EXERCISE AIM>
Write the records below out in full, character for character, with no pictures.

Data extracted from a collection>
------------------------------------------------

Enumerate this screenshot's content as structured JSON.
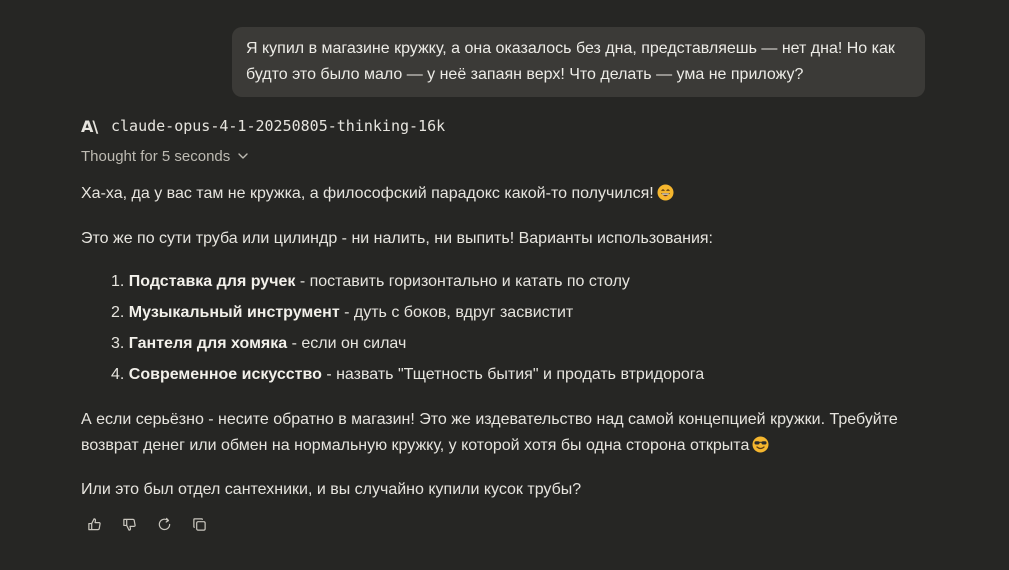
{
  "user_message": {
    "line1": "Я купил в магазине кружку, а она оказалось без дна, представляешь — нет дна! Но как",
    "line2": "будто это было мало — у неё запаян верх! Что делать — ума не приложу?"
  },
  "model": {
    "logo": "A\\",
    "name": "claude-opus-4-1-20250805-thinking-16k",
    "thought_label": "Thought for 5 seconds"
  },
  "answer": {
    "p1": "Ха-ха, да у вас там не кружка, а философский парадокс какой-то получился!",
    "p2": "Это же по сути труба или цилиндр - ни налить, ни выпить! Варианты использования:",
    "list": [
      {
        "num": "1.",
        "title": "Подставка для ручек",
        "text": " - поставить горизонтально и катать по столу"
      },
      {
        "num": "2.",
        "title": "Музыкальный инструмент",
        "text": " - дуть с боков, вдруг засвистит"
      },
      {
        "num": "3.",
        "title": "Гантеля для хомяка",
        "text": " - если он силач"
      },
      {
        "num": "4.",
        "title": "Современное искусство",
        "text": " - назвать \"Тщетность бытия\" и продать втридорога"
      }
    ],
    "p3_line1": "А если серьёзно - несите обратно в магазин! Это же издевательство над самой концепцией кружки. Требуйте",
    "p3_line2": "возврат денег или обмен на нормальную кружку, у которой хотя бы одна сторона открыта",
    "p4": "Или это был отдел сантехники, и вы случайно купили кусок трубы?"
  },
  "icons": {
    "emoji1": "grinning-face-emoji-icon",
    "emoji2": "smiling-face-with-sunglasses-emoji-icon",
    "actions": [
      "thumbs-up-icon",
      "thumbs-down-icon",
      "retry-icon",
      "copy-icon"
    ]
  },
  "colors": {
    "background": "#262624",
    "user_bubble": "#3b3a37",
    "text": "#e6e4de",
    "muted": "#bdbab2",
    "emoji": "#f5b62e"
  }
}
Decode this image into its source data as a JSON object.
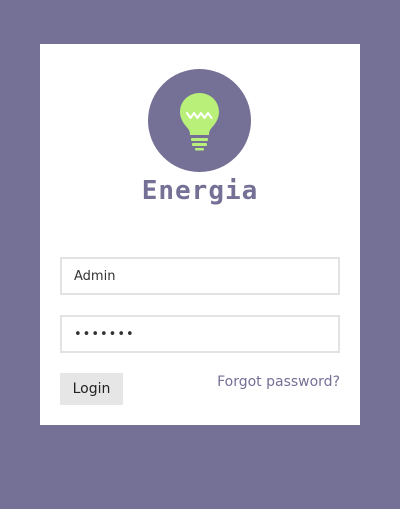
{
  "brand": {
    "name": "Energia",
    "logo_icon": "lightbulb-icon"
  },
  "login": {
    "username_value": "Admin",
    "password_value": "•••••••",
    "login_button": "Login",
    "forgot_link": "Forgot password?"
  },
  "colors": {
    "background": "#747096",
    "card": "#ffffff",
    "accent": "#747096",
    "bulb": "#b8f07a",
    "button_bg": "#e6e6e6"
  }
}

------------------------------------------------

WRITTEN ANSWER>
Enumerate this screenshot's content as structured JSON.
{
  "user_message": {
    "line1": "Я купил в магазине кружку, а она оказалось без дна, представляешь — нет дна! Но как",
    "line2": "будто это было мало — у неё запаян верх! Что делать — ума не приложу?"
  },
  "model": {
    "logo": "A\\",
    "name": "claude-opus-4-1-20250805-thinking-16k",
    "thought_label": "Thought for 5 seconds"
  },
  "answer": {
    "p1": "Ха-ха, да у вас там не кружка, а философский парадокс какой-то получился!",
    "p2": "Это же по сути труба или цилиндр - ни налить, ни выпить! Варианты использования:",
    "list": [
      {
        "num": "1.",
        "title": "Подставка для ручек",
        "text": " - поставить горизонтально и катать по столу"
      },
      {
        "num": "2.",
        "title": "Музыкальный инструмент",
        "text": " - дуть с боков, вдруг засвистит"
      },
      {
        "num": "3.",
        "title": "Гантеля для хомяка",
        "text": " - если он силач"
      },
      {
        "num": "4.",
        "title": "Современное искусство",
        "text": " - назвать \"Тщетность бытия\" и продать втридорога"
      }
    ],
    "p3_line1": "А если серьёзно - несите обратно в магазин! Это же издевательство над самой концепцией кружки. Требуйте",
    "p3_line2": "возврат денег или обмен на нормальную кружку, у которой хотя бы одна сторона открыта",
    "p4": "Или это был отдел сантехники, и вы случайно купили кусок трубы?"
  },
  "icons": {
    "emoji1": "grinning-face-emoji-icon",
    "emoji2": "smiling-face-with-sunglasses-emoji-icon",
    "actions": [
      "thumbs-up-icon",
      "thumbs-down-icon",
      "retry-icon",
      "copy-icon"
    ]
  },
  "colors": {
    "background": "#262624",
    "user_bubble": "#3b3a37",
    "text": "#e6e4de",
    "muted": "#bdbab2",
    "emoji": "#f5b62e"
  }
}
Decode this image into its source data as a JSON object.
{
  "brand": {
    "name": "Energia",
    "logo_icon": "lightbulb-icon"
  },
  "login": {
    "username_value": "Admin",
    "password_value": "•••••••",
    "login_button": "Login",
    "forgot_link": "Forgot password?"
  },
  "colors": {
    "background": "#747096",
    "card": "#ffffff",
    "accent": "#747096",
    "bulb": "#b8f07a",
    "button_bg": "#e6e6e6"
  }
}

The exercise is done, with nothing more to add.